→ **EXTRACTED ENTRIES**:
========================================================================

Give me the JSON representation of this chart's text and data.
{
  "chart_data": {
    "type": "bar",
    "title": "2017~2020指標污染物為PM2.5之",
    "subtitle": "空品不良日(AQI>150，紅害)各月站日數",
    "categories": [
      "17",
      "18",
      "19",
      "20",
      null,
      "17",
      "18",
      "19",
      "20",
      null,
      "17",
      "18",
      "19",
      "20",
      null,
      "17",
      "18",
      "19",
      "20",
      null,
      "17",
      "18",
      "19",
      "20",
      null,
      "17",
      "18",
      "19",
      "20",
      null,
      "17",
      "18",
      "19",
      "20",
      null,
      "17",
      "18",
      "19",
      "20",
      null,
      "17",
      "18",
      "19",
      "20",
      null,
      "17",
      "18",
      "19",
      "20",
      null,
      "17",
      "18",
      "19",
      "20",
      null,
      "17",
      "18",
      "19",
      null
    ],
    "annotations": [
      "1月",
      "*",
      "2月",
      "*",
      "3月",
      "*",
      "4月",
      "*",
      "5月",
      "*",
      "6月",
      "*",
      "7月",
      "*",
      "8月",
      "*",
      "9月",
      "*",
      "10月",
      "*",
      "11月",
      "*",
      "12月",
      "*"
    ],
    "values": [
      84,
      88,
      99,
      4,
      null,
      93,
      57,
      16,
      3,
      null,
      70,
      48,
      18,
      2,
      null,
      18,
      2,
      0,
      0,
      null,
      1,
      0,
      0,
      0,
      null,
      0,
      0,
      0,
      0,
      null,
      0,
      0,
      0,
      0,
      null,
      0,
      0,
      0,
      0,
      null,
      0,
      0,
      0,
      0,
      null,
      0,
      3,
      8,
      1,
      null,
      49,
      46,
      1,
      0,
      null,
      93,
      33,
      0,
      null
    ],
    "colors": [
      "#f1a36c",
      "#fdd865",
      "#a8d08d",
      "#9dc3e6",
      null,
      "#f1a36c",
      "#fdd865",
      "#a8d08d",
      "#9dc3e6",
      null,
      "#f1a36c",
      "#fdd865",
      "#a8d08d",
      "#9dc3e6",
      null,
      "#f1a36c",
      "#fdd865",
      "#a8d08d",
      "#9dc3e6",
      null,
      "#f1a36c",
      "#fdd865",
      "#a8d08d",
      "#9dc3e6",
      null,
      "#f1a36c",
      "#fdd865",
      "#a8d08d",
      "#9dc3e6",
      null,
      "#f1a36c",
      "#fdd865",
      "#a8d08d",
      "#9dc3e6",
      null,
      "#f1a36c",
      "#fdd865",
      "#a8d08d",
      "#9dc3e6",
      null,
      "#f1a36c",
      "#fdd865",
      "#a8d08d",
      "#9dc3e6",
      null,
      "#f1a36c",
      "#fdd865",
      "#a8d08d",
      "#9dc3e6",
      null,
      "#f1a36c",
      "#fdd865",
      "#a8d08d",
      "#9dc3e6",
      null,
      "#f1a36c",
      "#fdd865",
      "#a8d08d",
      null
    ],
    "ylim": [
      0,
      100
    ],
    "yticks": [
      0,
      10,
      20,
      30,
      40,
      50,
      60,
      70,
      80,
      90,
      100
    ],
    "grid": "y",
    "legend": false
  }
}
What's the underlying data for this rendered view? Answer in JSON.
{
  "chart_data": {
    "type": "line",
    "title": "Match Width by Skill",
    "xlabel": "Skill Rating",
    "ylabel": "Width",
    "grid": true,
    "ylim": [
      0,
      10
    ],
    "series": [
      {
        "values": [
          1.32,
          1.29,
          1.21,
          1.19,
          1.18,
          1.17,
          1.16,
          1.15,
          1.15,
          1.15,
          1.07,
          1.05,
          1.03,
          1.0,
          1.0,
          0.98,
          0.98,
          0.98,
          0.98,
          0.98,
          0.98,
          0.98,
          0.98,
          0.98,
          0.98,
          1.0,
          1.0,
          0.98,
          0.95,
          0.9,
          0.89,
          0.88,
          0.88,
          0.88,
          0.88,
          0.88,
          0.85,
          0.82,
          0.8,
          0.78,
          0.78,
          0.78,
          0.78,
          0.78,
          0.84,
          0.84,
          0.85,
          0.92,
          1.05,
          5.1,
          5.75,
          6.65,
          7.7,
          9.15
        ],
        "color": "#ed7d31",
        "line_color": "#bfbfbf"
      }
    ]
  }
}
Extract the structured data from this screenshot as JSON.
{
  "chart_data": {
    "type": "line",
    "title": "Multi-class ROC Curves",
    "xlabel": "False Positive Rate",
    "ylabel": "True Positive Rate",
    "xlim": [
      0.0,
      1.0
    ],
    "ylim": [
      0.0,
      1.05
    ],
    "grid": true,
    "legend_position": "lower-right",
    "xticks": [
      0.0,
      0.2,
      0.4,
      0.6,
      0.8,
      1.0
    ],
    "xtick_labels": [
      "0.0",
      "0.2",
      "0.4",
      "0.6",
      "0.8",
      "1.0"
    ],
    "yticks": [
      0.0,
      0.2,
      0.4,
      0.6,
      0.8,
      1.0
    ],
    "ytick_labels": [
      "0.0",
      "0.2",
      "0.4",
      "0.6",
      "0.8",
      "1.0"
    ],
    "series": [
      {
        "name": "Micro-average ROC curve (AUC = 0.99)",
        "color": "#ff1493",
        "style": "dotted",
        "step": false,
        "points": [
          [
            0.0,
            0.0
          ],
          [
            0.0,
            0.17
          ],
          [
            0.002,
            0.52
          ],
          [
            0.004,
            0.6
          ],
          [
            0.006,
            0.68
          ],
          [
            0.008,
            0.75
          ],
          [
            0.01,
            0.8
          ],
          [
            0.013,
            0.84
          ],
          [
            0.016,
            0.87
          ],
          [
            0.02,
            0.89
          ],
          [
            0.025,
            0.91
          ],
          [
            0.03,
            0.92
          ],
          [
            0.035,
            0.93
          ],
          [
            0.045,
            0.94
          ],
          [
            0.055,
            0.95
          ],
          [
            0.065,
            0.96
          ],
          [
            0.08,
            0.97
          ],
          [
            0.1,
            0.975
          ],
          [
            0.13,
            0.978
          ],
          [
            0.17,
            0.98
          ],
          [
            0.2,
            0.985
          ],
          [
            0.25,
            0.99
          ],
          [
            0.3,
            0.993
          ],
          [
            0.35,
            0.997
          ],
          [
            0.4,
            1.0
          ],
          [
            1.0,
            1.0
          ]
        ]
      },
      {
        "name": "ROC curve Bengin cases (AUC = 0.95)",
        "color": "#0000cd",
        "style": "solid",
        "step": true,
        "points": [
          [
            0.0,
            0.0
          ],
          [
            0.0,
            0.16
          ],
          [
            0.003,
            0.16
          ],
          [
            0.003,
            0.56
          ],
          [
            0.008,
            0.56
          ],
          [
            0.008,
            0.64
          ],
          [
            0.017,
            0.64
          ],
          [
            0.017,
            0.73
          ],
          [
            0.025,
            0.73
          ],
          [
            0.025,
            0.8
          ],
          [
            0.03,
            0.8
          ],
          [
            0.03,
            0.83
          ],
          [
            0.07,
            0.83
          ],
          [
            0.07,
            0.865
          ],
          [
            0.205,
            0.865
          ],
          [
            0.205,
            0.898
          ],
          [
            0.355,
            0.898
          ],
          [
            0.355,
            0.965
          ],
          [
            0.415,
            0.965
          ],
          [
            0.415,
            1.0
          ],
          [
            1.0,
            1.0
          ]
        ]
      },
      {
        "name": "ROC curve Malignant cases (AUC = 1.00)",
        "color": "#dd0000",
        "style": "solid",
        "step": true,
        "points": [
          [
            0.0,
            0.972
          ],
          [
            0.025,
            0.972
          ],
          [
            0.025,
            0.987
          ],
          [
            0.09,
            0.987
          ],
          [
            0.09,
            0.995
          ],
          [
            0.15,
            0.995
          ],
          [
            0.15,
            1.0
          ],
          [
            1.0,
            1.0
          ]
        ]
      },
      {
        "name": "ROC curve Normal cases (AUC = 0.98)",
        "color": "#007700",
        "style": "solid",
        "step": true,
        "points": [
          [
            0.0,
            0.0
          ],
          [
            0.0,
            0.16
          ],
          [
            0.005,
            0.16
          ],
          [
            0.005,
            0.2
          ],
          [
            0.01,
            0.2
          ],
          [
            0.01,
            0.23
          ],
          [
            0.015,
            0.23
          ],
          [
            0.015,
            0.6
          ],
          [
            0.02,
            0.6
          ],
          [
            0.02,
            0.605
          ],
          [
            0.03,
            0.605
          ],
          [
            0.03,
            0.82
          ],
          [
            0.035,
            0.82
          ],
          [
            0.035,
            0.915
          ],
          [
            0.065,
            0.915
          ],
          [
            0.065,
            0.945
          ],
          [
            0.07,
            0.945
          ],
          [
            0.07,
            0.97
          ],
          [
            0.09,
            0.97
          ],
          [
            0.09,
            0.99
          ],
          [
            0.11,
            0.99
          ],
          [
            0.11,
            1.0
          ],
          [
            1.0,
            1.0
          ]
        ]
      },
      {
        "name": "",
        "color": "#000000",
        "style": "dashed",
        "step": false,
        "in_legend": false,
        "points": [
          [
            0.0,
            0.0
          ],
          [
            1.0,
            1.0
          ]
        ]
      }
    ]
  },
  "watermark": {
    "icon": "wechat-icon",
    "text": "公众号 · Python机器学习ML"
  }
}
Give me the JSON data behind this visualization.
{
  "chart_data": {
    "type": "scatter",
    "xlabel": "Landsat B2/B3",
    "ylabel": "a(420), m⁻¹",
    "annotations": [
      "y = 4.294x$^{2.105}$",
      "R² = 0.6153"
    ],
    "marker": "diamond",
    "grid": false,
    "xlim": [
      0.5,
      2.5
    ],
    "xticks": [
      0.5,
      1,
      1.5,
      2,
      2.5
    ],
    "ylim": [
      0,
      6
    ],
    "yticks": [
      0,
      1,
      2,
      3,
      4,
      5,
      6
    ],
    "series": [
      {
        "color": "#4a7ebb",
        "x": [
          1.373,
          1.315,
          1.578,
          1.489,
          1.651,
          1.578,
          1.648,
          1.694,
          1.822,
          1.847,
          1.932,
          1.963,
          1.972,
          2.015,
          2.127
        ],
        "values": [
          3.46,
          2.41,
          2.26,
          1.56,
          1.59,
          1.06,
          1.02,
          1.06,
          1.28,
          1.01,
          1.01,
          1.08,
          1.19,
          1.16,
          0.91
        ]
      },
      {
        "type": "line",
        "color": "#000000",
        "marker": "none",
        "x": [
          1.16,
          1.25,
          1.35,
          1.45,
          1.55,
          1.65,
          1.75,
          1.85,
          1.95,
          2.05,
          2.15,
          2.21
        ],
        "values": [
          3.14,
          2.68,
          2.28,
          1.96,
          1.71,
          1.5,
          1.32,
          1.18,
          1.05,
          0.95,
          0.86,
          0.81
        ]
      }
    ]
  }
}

========================================================================

Print only the lines from the one with "Give me the JSON data" to the end of the records, both included.

Give me the JSON data behind this visualization.
{
  "chart_data": {
    "type": "scatter",
    "xlabel": "Landsat B2/B3",
    "ylabel": "a(420), m⁻¹",
    "annotations": [
      "y = 4.294x$^{2.105}$",
      "R² = 0.6153"
    ],
    "marker": "diamond",
    "grid": false,
    "xlim": [
      0.5,
      2.5
    ],
    "xticks": [
      0.5,
      1,
      1.5,
      2,
      2.5
    ],
    "ylim": [
      0,
      6
    ],
    "yticks": [
      0,
      1,
      2,
      3,
      4,
      5,
      6
    ],
    "series": [
      {
        "color": "#4a7ebb",
        "x": [
          1.373,
          1.315,
          1.578,
          1.489,
          1.651,
          1.578,
          1.648,
          1.694,
          1.822,
          1.847,
          1.932,
          1.963,
          1.972,
          2.015,
          2.127
        ],
        "values": [
          3.46,
          2.41,
          2.26,
          1.56,
          1.59,
          1.06,
          1.02,
          1.06,
          1.28,
          1.01,
          1.01,
          1.08,
          1.19,
          1.16,
          0.91
        ]
      },
      {
        "type": "line",
        "color": "#000000",
        "marker": "none",
        "x": [
          1.16,
          1.25,
          1.35,
          1.45,
          1.55,
          1.65,
          1.75,
          1.85,
          1.95,
          2.05,
          2.15,
          2.21
        ],
        "values": [
          3.14,
          2.68,
          2.28,
          1.96,
          1.71,
          1.5,
          1.32,
          1.18,
          1.05,
          0.95,
          0.86,
          0.81
        ]
      }
    ]
  }
}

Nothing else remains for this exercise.